***** DATASET EXTRACT

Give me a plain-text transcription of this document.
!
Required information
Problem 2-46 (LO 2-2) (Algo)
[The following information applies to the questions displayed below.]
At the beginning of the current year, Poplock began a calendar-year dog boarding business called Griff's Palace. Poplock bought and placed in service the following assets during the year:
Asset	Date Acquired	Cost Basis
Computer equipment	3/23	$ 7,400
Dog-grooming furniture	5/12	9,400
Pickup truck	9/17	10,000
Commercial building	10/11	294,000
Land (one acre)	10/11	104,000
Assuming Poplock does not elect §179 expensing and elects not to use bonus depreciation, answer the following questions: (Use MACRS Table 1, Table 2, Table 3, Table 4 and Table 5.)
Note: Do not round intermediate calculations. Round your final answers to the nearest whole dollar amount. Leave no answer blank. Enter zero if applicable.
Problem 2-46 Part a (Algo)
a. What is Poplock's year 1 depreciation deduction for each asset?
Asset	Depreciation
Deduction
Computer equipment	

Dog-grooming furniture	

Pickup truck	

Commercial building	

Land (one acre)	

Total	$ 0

**********

**AIM:**
Copy all of the data. Keep every word exactly as it is.

**RESULT BELOW:**
Give me a plain-text transcription of this document.
!
Required information
Problem 2-46 (LO 2-2) (Algo)
[The following information applies to the questions displayed below.]
At the beginning of the current year, Poplock began a calendar-year dog boarding business called Griff's Palace. Poplock bought and placed in service the following assets during the year:
Asset	Date Acquired	Cost Basis
Computer equipment	3/23	$ 7,400
Dog-grooming furniture	5/12	9,400
Pickup truck	9/17	10,000
Commercial building	10/11	294,000
Land (one acre)	10/11	104,000
Assuming Poplock does not elect §179 expensing and elects not to use bonus depreciation, answer the following questions: (Use MACRS Table 1, Table 2, Table 3, Table 4 and Table 5.)
Note: Do not round intermediate calculations. Round your final answers to the nearest whole dollar amount. Leave no answer blank. Enter zero if applicable.
Problem 2-46 Part a (Algo)
a. What is Poplock's year 1 depreciation deduction for each asset?
Asset	Depreciation
Deduction
Computer equipment	

Dog-grooming furniture	

Pickup truck	

Commercial building	

Land (one acre)	

Total	$ 0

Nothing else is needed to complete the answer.